[Layout dataset entries]

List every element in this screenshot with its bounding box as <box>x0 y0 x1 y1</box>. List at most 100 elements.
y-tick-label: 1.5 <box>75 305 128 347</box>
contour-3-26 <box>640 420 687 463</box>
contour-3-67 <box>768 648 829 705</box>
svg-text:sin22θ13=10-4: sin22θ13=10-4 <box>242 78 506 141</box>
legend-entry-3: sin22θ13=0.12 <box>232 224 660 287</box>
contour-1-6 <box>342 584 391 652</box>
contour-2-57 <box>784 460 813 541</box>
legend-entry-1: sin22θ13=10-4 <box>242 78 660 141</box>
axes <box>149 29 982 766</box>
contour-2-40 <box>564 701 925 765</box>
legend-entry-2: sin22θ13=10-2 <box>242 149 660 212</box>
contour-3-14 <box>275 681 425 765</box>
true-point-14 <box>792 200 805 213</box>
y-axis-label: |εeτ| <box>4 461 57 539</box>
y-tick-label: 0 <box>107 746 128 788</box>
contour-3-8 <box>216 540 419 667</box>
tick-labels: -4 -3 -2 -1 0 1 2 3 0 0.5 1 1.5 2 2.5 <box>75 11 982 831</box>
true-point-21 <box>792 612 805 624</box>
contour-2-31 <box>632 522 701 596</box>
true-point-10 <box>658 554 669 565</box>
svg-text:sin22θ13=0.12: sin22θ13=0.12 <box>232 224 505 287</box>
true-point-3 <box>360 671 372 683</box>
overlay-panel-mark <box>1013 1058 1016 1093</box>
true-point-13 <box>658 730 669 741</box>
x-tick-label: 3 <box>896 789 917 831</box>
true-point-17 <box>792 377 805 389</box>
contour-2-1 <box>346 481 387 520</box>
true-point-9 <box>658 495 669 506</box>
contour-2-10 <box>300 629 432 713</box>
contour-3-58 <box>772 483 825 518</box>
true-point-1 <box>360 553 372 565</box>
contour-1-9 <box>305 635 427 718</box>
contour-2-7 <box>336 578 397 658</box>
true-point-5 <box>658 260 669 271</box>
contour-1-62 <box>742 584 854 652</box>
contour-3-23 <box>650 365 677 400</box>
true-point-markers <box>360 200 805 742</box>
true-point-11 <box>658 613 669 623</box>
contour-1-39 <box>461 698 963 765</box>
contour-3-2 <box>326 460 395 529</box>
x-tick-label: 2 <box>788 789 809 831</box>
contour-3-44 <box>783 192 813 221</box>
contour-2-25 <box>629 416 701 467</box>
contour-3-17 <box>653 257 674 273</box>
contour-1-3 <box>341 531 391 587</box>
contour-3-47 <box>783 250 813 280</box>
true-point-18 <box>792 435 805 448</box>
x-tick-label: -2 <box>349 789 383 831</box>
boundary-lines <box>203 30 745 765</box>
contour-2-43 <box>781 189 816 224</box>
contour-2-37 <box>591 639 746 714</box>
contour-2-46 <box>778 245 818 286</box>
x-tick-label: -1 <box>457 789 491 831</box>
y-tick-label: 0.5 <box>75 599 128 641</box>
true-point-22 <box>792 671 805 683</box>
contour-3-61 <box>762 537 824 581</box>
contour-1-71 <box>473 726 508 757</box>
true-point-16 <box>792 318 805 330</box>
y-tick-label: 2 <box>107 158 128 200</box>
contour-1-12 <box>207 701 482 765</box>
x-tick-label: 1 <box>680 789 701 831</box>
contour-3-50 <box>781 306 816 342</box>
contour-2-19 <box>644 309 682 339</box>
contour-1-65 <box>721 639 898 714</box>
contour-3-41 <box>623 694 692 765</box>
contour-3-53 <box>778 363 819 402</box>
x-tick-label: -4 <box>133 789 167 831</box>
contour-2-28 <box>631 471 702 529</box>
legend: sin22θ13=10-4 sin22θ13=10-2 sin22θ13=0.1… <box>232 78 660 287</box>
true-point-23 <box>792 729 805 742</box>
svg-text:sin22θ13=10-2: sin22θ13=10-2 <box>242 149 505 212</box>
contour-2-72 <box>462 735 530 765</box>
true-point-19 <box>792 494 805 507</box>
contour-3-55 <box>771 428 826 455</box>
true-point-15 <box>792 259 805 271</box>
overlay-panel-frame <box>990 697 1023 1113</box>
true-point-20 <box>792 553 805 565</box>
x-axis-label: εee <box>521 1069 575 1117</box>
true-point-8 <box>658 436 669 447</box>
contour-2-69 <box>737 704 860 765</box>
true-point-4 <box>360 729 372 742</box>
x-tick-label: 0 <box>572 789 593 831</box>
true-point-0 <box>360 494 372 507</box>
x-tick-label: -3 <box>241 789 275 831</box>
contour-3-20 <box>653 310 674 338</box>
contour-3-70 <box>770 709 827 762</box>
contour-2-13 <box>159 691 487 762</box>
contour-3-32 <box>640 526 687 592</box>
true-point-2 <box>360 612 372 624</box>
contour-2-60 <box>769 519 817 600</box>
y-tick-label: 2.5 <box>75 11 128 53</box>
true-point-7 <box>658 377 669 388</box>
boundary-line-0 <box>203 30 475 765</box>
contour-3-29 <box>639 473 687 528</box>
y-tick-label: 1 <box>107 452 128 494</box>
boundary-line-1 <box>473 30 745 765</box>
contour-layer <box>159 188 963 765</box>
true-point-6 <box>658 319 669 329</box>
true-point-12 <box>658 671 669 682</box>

Problem – Rewrite the listing above with every "true-point" changed to "fit-point" and nothing else altered.

Exercise result –
List every element in this screenshot with its bounding box as <box>x0 y0 x1 y1</box>. List at most 100 elements.
y-tick-label: 1.5 <box>75 305 128 347</box>
contour-3-26 <box>640 420 687 463</box>
contour-3-67 <box>768 648 829 705</box>
svg-text:sin22θ13=10-4: sin22θ13=10-4 <box>242 78 506 141</box>
legend-entry-3: sin22θ13=0.12 <box>232 224 660 287</box>
contour-1-6 <box>342 584 391 652</box>
contour-2-57 <box>784 460 813 541</box>
legend-entry-1: sin22θ13=10-4 <box>242 78 660 141</box>
axes <box>149 29 982 766</box>
contour-2-40 <box>564 701 925 765</box>
legend-entry-2: sin22θ13=10-2 <box>242 149 660 212</box>
contour-3-14 <box>275 681 425 765</box>
fit-point-14 <box>792 200 805 213</box>
y-axis-label: |εeτ| <box>4 461 57 539</box>
y-tick-label: 0 <box>107 746 128 788</box>
contour-3-8 <box>216 540 419 667</box>
tick-labels: -4 -3 -2 -1 0 1 2 3 0 0.5 1 1.5 2 2.5 <box>75 11 982 831</box>
fit-point-21 <box>792 612 805 624</box>
contour-2-31 <box>632 522 701 596</box>
fit-point-10 <box>658 554 669 565</box>
svg-text:sin22θ13=0.12: sin22θ13=0.12 <box>232 224 505 287</box>
fit-point-3 <box>360 671 372 683</box>
overlay-panel-mark <box>1013 1058 1016 1093</box>
fit-point-13 <box>658 730 669 741</box>
x-tick-label: 3 <box>896 789 917 831</box>
fit-point-17 <box>792 377 805 389</box>
contour-2-1 <box>346 481 387 520</box>
fit-point-9 <box>658 495 669 506</box>
contour-2-10 <box>300 629 432 713</box>
contour-3-58 <box>772 483 825 518</box>
fit-point-1 <box>360 553 372 565</box>
contour-1-9 <box>305 635 427 718</box>
contour-2-7 <box>336 578 397 658</box>
fit-point-5 <box>658 260 669 271</box>
contour-1-62 <box>742 584 854 652</box>
contour-3-23 <box>650 365 677 400</box>
fit-point-markers <box>360 200 805 742</box>
fit-point-11 <box>658 613 669 623</box>
contour-1-39 <box>461 698 963 765</box>
contour-3-2 <box>326 460 395 529</box>
x-tick-label: 2 <box>788 789 809 831</box>
contour-3-44 <box>783 192 813 221</box>
contour-2-25 <box>629 416 701 467</box>
contour-3-17 <box>653 257 674 273</box>
contour-1-3 <box>341 531 391 587</box>
contour-3-47 <box>783 250 813 280</box>
fit-point-18 <box>792 435 805 448</box>
x-tick-label: -2 <box>349 789 383 831</box>
boundary-lines <box>203 30 745 765</box>
contour-2-43 <box>781 189 816 224</box>
contour-2-37 <box>591 639 746 714</box>
contour-2-46 <box>778 245 818 286</box>
x-tick-label: -1 <box>457 789 491 831</box>
y-tick-label: 0.5 <box>75 599 128 641</box>
fit-point-22 <box>792 671 805 683</box>
contour-3-61 <box>762 537 824 581</box>
contour-1-71 <box>473 726 508 757</box>
fit-point-16 <box>792 318 805 330</box>
y-tick-label: 2 <box>107 158 128 200</box>
contour-1-12 <box>207 701 482 765</box>
x-tick-label: 1 <box>680 789 701 831</box>
contour-3-50 <box>781 306 816 342</box>
contour-2-19 <box>644 309 682 339</box>
contour-1-65 <box>721 639 898 714</box>
contour-3-41 <box>623 694 692 765</box>
contour-3-53 <box>778 363 819 402</box>
x-tick-label: -4 <box>133 789 167 831</box>
contour-2-28 <box>631 471 702 529</box>
legend: sin22θ13=10-4 sin22θ13=10-2 sin22θ13=0.1… <box>232 78 660 287</box>
fit-point-23 <box>792 729 805 742</box>
svg-text:sin22θ13=10-2: sin22θ13=10-2 <box>242 149 505 212</box>
contour-2-72 <box>462 735 530 765</box>
fit-point-19 <box>792 494 805 507</box>
contour-3-55 <box>771 428 826 455</box>
fit-point-15 <box>792 259 805 271</box>
overlay-panel-frame <box>990 697 1023 1113</box>
fit-point-20 <box>792 553 805 565</box>
x-axis-label: εee <box>521 1069 575 1117</box>
fit-point-8 <box>658 436 669 447</box>
contour-2-69 <box>737 704 860 765</box>
fit-point-4 <box>360 729 372 742</box>
x-tick-label: 0 <box>572 789 593 831</box>
fit-point-0 <box>360 494 372 507</box>
x-tick-label: -3 <box>241 789 275 831</box>
contour-3-20 <box>653 310 674 338</box>
contour-3-70 <box>770 709 827 762</box>
contour-2-13 <box>159 691 487 762</box>
contour-3-32 <box>640 526 687 592</box>
fit-point-2 <box>360 612 372 624</box>
contour-2-60 <box>769 519 817 600</box>
y-tick-label: 2.5 <box>75 11 128 53</box>
fit-point-7 <box>658 377 669 388</box>
boundary-line-0 <box>203 30 475 765</box>
contour-3-29 <box>639 473 687 528</box>
y-tick-label: 1 <box>107 452 128 494</box>
boundary-line-1 <box>473 30 745 765</box>
contour-layer <box>159 188 963 765</box>
fit-point-6 <box>658 319 669 329</box>
fit-point-12 <box>658 671 669 682</box>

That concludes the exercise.